• _Directions for this task_
In the entries below, count the lines holding "type". Reply with the number only.

• _Provided information_
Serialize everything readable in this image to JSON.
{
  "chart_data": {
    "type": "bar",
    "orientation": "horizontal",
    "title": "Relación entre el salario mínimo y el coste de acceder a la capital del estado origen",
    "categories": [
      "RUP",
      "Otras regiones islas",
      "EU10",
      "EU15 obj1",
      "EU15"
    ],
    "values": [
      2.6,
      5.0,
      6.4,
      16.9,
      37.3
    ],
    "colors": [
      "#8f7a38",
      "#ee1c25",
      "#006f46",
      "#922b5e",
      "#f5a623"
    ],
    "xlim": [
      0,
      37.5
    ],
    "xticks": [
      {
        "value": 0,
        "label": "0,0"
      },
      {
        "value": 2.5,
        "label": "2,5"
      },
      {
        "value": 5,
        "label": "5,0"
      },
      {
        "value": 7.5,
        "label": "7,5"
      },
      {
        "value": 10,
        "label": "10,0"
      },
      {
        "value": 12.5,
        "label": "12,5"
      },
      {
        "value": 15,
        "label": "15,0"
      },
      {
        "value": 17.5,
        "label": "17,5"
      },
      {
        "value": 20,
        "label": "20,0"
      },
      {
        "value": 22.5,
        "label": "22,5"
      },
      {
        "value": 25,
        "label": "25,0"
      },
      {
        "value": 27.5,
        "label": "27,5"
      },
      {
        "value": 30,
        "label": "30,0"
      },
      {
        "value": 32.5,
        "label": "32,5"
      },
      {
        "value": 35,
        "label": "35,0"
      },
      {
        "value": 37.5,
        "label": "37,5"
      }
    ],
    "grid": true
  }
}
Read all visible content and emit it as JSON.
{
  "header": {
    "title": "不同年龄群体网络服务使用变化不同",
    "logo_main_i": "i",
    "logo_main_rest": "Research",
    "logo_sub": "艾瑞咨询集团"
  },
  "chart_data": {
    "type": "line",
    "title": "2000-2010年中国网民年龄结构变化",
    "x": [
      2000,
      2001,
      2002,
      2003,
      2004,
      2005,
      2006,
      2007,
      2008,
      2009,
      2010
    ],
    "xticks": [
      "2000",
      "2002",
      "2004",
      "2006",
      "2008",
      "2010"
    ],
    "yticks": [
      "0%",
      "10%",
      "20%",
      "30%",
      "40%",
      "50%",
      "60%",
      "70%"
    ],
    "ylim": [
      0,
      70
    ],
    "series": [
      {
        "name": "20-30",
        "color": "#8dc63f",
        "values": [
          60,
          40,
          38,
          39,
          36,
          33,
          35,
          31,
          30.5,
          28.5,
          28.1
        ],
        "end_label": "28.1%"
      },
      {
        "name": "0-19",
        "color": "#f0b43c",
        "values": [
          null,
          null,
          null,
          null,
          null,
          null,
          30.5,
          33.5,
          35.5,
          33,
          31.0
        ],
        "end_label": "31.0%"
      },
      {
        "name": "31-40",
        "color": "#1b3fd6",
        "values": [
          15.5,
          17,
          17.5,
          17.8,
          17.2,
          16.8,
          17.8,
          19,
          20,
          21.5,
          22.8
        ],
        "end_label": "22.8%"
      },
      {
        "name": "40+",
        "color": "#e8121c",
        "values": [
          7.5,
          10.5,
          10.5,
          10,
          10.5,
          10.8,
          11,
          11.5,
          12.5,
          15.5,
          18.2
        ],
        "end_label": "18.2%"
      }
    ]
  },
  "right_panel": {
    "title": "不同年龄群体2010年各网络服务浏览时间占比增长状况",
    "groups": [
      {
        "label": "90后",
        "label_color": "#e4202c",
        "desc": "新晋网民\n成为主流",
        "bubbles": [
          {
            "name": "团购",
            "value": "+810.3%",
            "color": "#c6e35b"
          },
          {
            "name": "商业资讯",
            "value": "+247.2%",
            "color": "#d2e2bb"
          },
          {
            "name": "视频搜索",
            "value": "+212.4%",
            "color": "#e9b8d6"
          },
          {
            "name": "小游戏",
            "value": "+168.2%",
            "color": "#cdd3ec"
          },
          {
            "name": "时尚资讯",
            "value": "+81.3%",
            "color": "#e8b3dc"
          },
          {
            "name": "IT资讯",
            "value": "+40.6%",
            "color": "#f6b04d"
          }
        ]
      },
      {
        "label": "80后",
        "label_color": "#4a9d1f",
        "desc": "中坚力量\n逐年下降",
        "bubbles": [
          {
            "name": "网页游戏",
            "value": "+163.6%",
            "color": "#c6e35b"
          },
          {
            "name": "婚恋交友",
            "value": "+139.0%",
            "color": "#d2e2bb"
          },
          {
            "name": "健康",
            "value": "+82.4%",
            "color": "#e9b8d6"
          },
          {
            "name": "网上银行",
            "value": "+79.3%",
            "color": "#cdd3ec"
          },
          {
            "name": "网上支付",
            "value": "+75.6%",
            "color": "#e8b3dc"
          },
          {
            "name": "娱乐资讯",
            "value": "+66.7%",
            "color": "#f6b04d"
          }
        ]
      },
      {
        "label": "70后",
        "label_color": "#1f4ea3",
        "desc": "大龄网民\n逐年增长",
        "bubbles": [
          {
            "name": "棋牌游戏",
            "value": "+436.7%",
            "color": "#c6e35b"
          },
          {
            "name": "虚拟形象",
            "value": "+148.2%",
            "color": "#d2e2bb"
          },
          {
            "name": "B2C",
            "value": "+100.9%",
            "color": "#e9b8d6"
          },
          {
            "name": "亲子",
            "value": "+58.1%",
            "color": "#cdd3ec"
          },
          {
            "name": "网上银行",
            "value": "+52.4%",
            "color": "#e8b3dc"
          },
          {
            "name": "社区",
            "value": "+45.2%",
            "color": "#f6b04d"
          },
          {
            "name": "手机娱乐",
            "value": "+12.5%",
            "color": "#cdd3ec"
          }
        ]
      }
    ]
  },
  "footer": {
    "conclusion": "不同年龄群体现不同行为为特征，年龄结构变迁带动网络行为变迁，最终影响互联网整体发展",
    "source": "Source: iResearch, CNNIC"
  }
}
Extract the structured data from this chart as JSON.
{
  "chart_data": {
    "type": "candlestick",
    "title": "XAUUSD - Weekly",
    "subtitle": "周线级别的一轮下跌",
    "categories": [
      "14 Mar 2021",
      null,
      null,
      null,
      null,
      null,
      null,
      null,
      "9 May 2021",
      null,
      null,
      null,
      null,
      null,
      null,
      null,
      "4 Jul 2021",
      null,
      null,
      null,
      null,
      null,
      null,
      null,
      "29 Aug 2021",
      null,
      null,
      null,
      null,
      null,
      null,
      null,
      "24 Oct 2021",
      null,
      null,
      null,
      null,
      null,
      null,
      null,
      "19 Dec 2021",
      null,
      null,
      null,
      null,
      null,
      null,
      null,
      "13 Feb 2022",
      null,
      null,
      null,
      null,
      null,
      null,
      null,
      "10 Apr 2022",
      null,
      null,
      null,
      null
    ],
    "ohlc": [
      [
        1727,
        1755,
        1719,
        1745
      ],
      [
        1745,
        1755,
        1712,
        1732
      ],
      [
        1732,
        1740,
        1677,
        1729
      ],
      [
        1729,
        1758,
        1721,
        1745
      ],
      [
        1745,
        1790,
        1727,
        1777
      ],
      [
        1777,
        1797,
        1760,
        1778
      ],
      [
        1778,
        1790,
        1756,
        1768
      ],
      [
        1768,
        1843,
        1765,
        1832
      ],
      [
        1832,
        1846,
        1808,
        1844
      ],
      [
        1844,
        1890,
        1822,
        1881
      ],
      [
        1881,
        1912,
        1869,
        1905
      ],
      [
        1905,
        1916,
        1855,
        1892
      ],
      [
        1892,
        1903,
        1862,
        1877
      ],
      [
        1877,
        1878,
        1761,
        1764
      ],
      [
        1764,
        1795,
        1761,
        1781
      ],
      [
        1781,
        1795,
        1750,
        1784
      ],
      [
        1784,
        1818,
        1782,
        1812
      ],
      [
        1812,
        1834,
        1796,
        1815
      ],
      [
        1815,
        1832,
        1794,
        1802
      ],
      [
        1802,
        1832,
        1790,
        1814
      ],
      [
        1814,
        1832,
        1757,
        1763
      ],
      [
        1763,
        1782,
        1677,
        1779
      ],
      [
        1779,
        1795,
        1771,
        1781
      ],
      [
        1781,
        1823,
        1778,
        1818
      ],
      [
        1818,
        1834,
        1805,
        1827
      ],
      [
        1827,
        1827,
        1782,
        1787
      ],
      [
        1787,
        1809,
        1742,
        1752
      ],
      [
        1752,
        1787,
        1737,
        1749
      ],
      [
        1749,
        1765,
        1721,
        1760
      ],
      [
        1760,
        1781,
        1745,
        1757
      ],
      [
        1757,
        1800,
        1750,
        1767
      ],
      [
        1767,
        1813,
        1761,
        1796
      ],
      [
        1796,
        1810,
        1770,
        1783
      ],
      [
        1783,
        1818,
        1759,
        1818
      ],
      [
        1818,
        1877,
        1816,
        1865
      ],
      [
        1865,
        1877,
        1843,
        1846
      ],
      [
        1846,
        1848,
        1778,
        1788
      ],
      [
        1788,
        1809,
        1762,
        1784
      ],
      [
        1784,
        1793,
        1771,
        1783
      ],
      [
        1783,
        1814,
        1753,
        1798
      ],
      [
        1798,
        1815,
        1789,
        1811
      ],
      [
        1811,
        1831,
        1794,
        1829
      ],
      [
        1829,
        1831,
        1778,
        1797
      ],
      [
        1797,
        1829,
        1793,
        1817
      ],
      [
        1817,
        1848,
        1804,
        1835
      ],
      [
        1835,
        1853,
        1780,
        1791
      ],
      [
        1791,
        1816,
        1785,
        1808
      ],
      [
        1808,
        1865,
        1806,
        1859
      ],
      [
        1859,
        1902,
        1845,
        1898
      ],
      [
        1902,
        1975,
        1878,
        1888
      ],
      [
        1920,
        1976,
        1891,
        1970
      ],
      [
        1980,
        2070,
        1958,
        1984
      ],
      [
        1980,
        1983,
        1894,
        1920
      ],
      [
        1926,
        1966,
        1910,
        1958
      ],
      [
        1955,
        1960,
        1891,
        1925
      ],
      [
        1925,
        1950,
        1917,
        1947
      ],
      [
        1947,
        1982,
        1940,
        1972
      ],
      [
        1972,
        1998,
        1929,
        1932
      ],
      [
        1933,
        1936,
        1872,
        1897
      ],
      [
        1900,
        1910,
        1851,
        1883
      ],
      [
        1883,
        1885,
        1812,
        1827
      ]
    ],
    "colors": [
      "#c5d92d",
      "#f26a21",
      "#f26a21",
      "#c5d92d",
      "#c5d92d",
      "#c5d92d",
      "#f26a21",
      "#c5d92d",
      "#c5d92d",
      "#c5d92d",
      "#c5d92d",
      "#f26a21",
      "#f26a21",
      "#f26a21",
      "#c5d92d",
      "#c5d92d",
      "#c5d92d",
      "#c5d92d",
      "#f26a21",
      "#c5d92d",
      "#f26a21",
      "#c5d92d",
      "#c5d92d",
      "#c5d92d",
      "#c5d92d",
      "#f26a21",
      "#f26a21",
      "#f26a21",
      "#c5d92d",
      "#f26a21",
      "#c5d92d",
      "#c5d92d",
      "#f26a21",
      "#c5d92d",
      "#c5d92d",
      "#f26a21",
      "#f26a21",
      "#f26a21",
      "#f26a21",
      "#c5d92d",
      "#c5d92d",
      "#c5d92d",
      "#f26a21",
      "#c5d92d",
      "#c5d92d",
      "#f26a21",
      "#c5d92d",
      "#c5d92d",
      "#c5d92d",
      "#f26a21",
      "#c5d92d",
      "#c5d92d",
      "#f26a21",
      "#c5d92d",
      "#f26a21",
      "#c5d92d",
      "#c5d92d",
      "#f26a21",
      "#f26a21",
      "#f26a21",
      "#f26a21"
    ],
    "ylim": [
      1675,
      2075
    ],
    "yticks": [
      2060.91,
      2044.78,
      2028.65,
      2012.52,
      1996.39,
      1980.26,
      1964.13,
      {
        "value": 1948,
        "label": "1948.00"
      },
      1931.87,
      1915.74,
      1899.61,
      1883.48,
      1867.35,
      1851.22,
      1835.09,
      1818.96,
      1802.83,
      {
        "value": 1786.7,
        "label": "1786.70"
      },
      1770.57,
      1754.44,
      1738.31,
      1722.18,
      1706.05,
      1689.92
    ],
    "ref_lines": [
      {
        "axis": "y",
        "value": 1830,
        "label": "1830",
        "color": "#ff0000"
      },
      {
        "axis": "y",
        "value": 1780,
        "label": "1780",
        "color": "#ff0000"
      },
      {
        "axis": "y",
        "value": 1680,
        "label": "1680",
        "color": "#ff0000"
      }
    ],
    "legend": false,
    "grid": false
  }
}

• _Right answer_
3